■ PROBLEM REQUIREMENTS ■
Each line containing the word "flash" should be found and copied.

■ DATASET RECORDS ■
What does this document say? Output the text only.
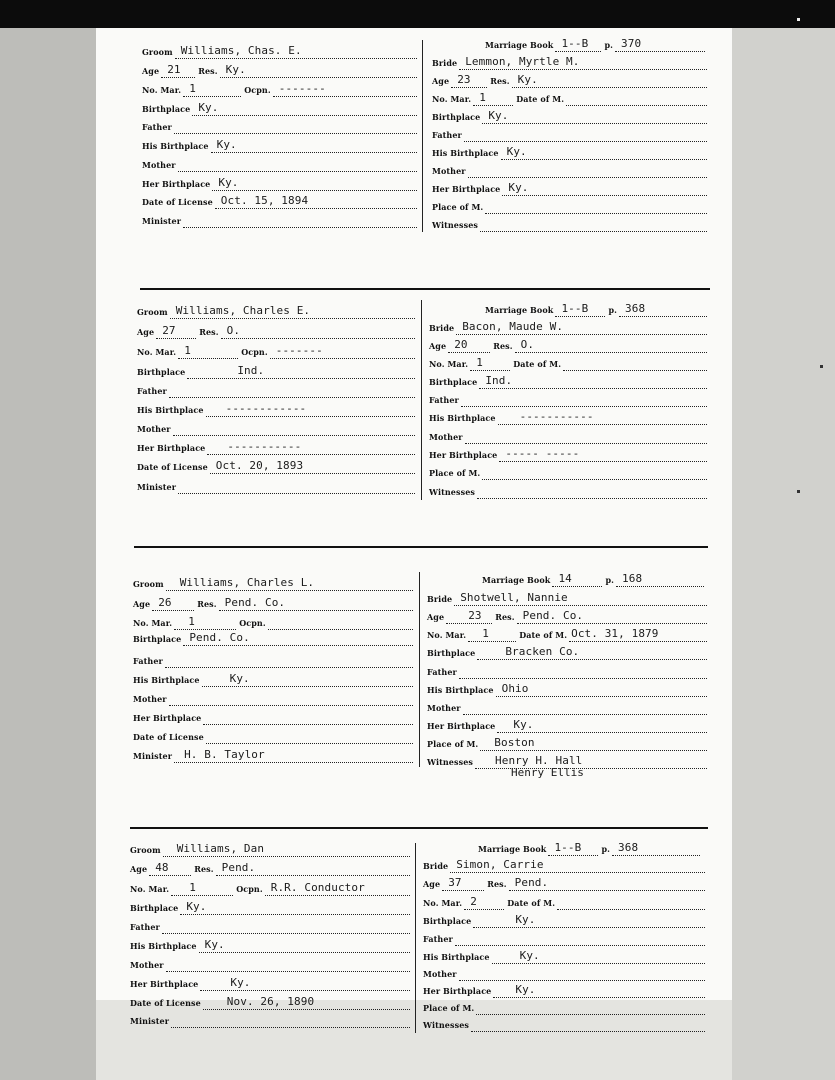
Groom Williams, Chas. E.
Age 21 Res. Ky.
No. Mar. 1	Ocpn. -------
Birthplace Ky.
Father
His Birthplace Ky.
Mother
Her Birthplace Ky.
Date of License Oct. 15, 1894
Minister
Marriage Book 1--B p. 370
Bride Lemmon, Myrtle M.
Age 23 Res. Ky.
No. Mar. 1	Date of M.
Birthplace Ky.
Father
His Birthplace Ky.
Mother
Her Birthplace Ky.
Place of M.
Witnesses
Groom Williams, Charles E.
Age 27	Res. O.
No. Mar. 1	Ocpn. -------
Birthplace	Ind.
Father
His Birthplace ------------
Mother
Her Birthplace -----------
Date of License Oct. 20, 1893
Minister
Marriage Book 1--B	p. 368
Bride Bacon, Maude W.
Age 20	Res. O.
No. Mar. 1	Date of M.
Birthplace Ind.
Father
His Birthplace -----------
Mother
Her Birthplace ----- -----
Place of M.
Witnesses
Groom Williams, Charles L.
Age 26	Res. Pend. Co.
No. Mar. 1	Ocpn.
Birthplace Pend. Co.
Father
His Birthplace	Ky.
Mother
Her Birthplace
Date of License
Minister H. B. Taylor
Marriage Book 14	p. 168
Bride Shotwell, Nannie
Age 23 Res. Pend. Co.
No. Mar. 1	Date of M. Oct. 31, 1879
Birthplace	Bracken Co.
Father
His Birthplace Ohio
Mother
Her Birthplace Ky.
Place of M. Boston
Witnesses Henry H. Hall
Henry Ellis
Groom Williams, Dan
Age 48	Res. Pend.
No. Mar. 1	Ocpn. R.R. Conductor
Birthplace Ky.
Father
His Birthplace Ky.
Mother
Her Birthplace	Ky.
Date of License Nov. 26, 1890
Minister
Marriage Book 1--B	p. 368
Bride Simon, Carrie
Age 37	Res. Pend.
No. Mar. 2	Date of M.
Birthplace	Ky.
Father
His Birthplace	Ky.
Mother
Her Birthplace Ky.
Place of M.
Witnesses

==

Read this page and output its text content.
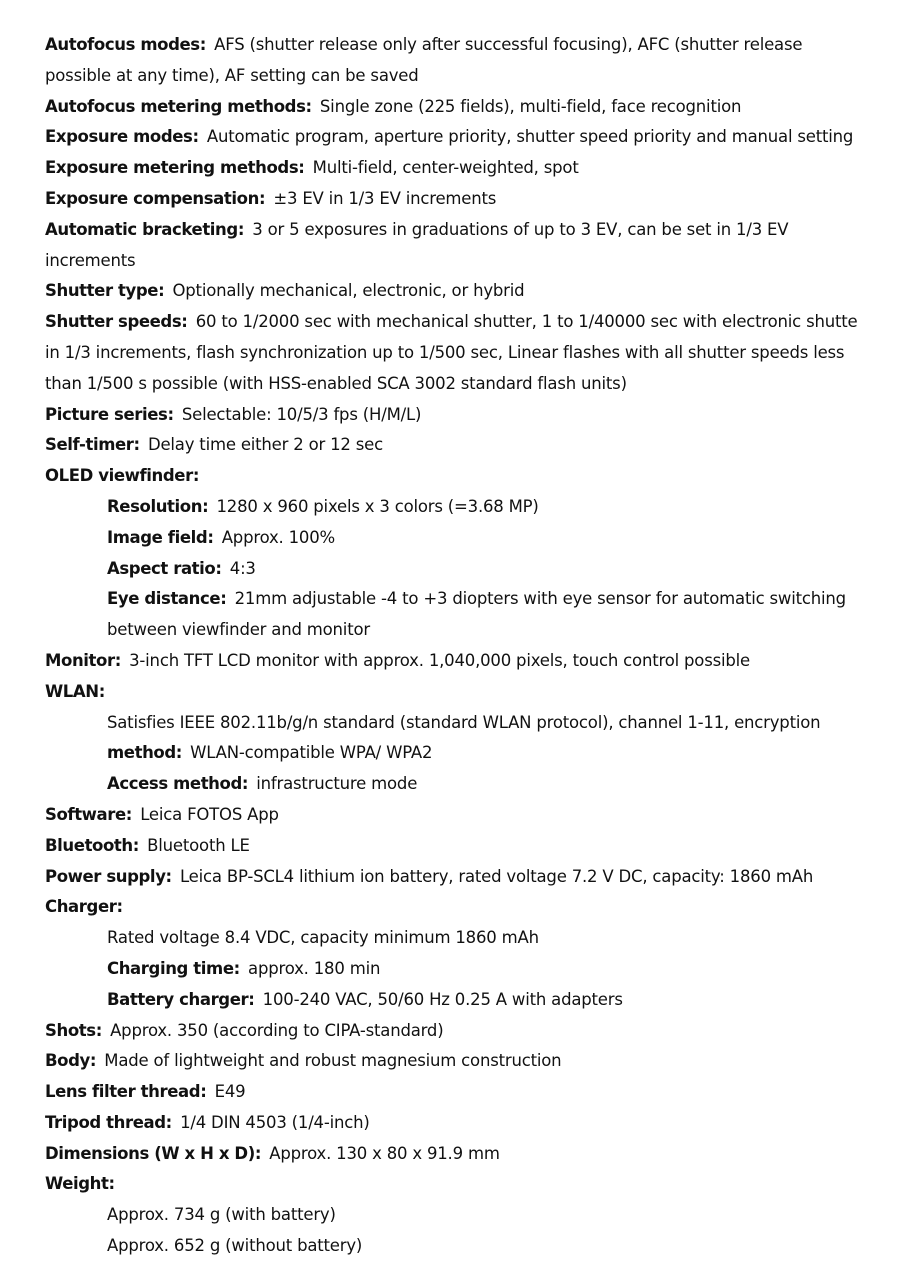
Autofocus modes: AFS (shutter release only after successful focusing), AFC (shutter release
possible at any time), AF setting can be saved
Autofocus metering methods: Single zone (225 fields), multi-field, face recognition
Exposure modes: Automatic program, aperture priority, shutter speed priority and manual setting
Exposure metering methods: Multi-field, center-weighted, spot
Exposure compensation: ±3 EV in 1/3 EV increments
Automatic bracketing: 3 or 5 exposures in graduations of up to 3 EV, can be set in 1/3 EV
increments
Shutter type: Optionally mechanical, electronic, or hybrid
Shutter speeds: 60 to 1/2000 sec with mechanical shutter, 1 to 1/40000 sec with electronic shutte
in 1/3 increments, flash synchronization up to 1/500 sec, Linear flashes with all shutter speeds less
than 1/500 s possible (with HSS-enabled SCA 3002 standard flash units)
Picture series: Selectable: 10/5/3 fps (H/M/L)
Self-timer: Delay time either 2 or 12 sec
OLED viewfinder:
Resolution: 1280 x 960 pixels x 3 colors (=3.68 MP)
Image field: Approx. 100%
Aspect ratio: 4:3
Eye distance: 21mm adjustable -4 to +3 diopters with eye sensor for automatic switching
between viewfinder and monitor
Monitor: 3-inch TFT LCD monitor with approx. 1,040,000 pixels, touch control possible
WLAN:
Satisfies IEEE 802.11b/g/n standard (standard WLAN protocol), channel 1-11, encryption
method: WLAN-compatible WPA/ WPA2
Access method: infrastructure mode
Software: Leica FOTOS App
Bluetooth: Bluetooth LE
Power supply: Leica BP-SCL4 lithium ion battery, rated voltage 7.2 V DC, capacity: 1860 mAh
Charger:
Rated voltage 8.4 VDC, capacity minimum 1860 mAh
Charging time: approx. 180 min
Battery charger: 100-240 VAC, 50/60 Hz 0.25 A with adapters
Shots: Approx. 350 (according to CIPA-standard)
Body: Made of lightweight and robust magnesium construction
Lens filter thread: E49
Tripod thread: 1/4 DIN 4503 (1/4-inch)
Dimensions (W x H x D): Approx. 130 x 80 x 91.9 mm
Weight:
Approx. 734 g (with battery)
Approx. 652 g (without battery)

■ WRITTEN RESPONSE ■
in 1/3 increments, flash synchronization up to 1/500 sec, Linear flashes with all shutter speeds less
than 1/500 s possible (with HSS-enabled SCA 3002 standard flash units)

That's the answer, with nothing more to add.